• _Given request_
Find every line below that contains the word "Down" and copy it out.
* Start Supplied material *
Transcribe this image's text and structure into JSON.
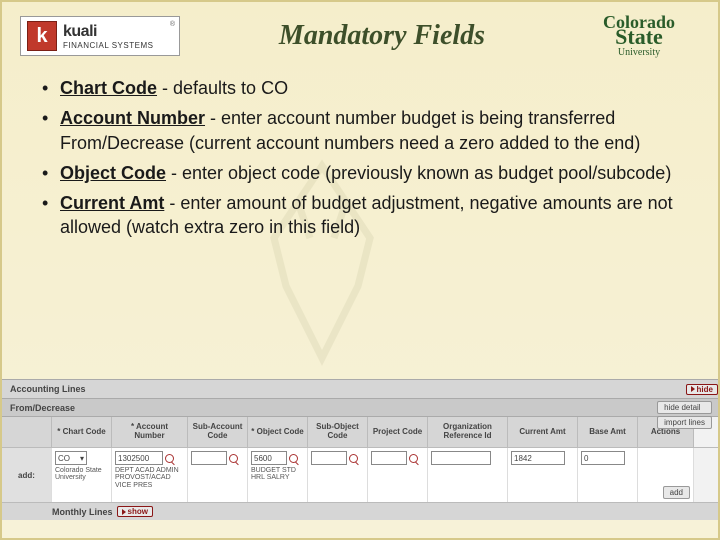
{
  "kuali": {
    "main": "kuali",
    "sub": "FINANCIAL SYSTEMS",
    "reg": "®"
  },
  "title": "Mandatory Fields",
  "csu": {
    "line1": "Colorado",
    "line2": "State",
    "line3": "University"
  },
  "bullets": [
    {
      "term": "Chart Code",
      "rest": " - defaults to CO"
    },
    {
      "term": "Account Number",
      "rest": " - enter account number budget is being transferred From/Decrease (current account numbers need a zero added to the end)"
    },
    {
      "term": "Object Code",
      "rest": " - enter object code (previously known as budget pool/subcode)"
    },
    {
      "term": "Current Amt",
      "rest": " - enter amount of budget adjustment, negative amounts are not allowed (watch extra zero in this field)"
    }
  ],
  "accounting": {
    "panel": "Accounting Lines",
    "hide": "hide",
    "hideDetail": "hide detail",
    "importLines": "import lines",
    "fromDecrease": "From/Decrease",
    "columns": [
      "* Chart Code",
      "* Account Number",
      "Sub-Account Code",
      "* Object Code",
      "Sub-Object Code",
      "Project Code",
      "Organization Reference Id",
      "Current Amt",
      "Base Amt",
      "Actions"
    ],
    "addLabel": "add:",
    "chartValue": "CO",
    "chartDesc": "Colorado State University",
    "acctValue": "1302500",
    "acctDesc": "DEPT ACAD ADMIN PROVOST/ACAD VICE PRES",
    "objValue": "5600",
    "objDesc": "BUDGET STD HRL SALRY",
    "currentAmt": "1842",
    "baseAmt": "0",
    "monthlyLines": "Monthly Lines",
    "show": "show",
    "add": "add"
  }
}
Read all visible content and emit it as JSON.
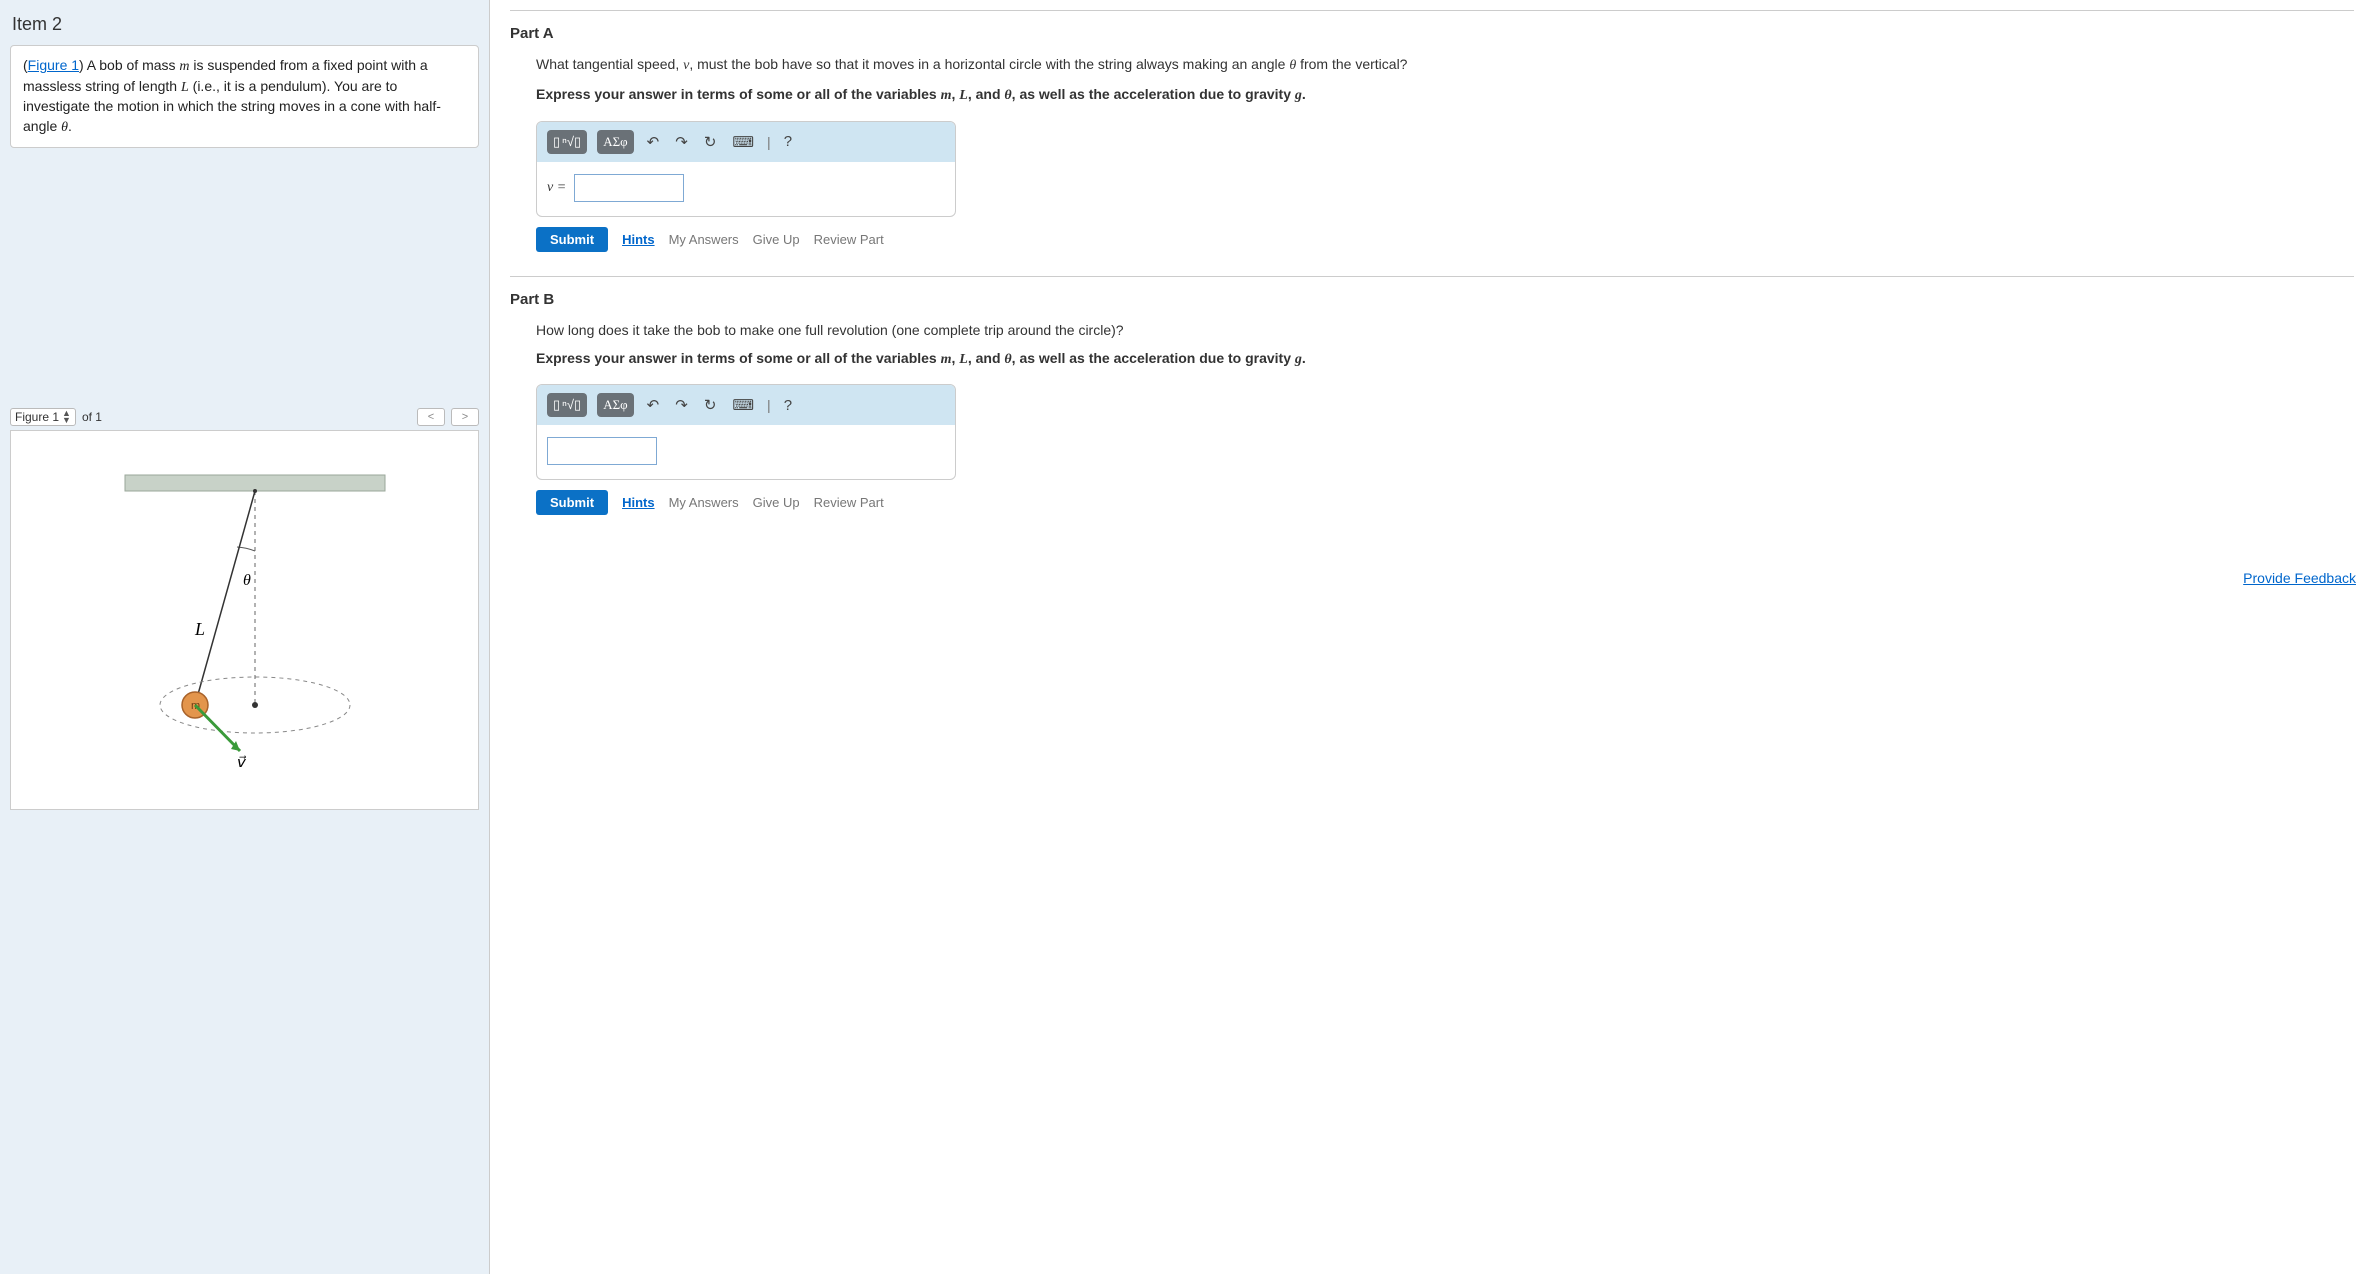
{
  "left": {
    "item_title": "Item 2",
    "problem_prefix": "(",
    "figure_link_text": "Figure 1",
    "problem_rest": ") A bob of mass ",
    "problem_after_m": " is suspended from a fixed point with a massless string of length ",
    "problem_after_L": " (i.e., it is a pendulum). You are to investigate the motion in which the string moves in a cone with half-angle ",
    "problem_end": ".",
    "figure_select_label": "Figure 1",
    "figure_of_label": "of 1",
    "fig_prev": "<",
    "fig_next": ">"
  },
  "parts": {
    "A": {
      "title": "Part A",
      "q1": "What tangential speed, ",
      "q2": ", must the bob have so that it moves in a horizontal circle with the string always making an angle ",
      "q3": " from the vertical?",
      "instr_pre": "Express your answer in terms of some or all of the variables ",
      "instr_mid1": ", ",
      "instr_mid2": ", and ",
      "instr_post": ", as well as the acceleration due to gravity ",
      "instr_end": ".",
      "answer_label": "v ="
    },
    "B": {
      "title": "Part B",
      "q": "How long does it take the bob to make one full revolution (one complete trip around the circle)?",
      "instr_pre": "Express your answer in terms of some or all of the variables ",
      "instr_mid1": ", ",
      "instr_mid2": ", and ",
      "instr_post": ", as well as the acceleration due to gravity ",
      "instr_end": "."
    }
  },
  "vars": {
    "m": "m",
    "L": "L",
    "theta": "θ",
    "v": "v",
    "g": "g"
  },
  "toolbar": {
    "templates_a": "▯",
    "templates_b": "ⁿ√▯",
    "greek": "ΑΣφ",
    "undo": "↶",
    "redo": "↷",
    "reset": "↻",
    "keyboard": "⌨",
    "sep": "|",
    "help": "?"
  },
  "actions": {
    "submit": "Submit",
    "hints": "Hints",
    "my_answers": "My Answers",
    "give_up": "Give Up",
    "review": "Review Part"
  },
  "feedback": "Provide Feedback"
}
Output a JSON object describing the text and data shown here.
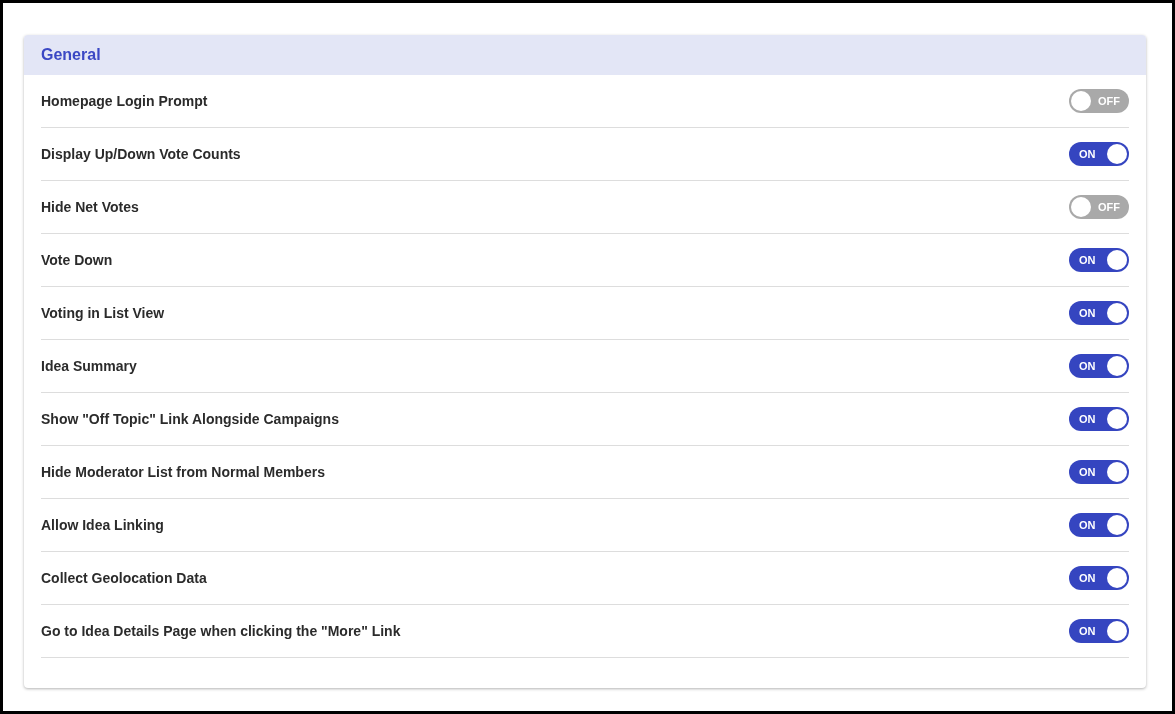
{
  "section": {
    "title": "General"
  },
  "settings": [
    {
      "label": "Homepage Login Prompt",
      "on": false,
      "state_text": "OFF"
    },
    {
      "label": "Display Up/Down Vote Counts",
      "on": true,
      "state_text": "ON"
    },
    {
      "label": "Hide Net Votes",
      "on": false,
      "state_text": "OFF"
    },
    {
      "label": "Vote Down",
      "on": true,
      "state_text": "ON"
    },
    {
      "label": "Voting in List View",
      "on": true,
      "state_text": "ON"
    },
    {
      "label": "Idea Summary",
      "on": true,
      "state_text": "ON"
    },
    {
      "label": "Show \"Off Topic\" Link Alongside Campaigns",
      "on": true,
      "state_text": "ON"
    },
    {
      "label": "Hide Moderator List from Normal Members",
      "on": true,
      "state_text": "ON"
    },
    {
      "label": "Allow Idea Linking",
      "on": true,
      "state_text": "ON"
    },
    {
      "label": "Collect Geolocation Data",
      "on": true,
      "state_text": "ON"
    },
    {
      "label": "Go to Idea Details Page when clicking the \"More\" Link",
      "on": true,
      "state_text": "ON"
    }
  ]
}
* End Supplied material *
• _Response to the exercise_
      "label": "Display Up/Down Vote Counts",
      "label": "Vote Down",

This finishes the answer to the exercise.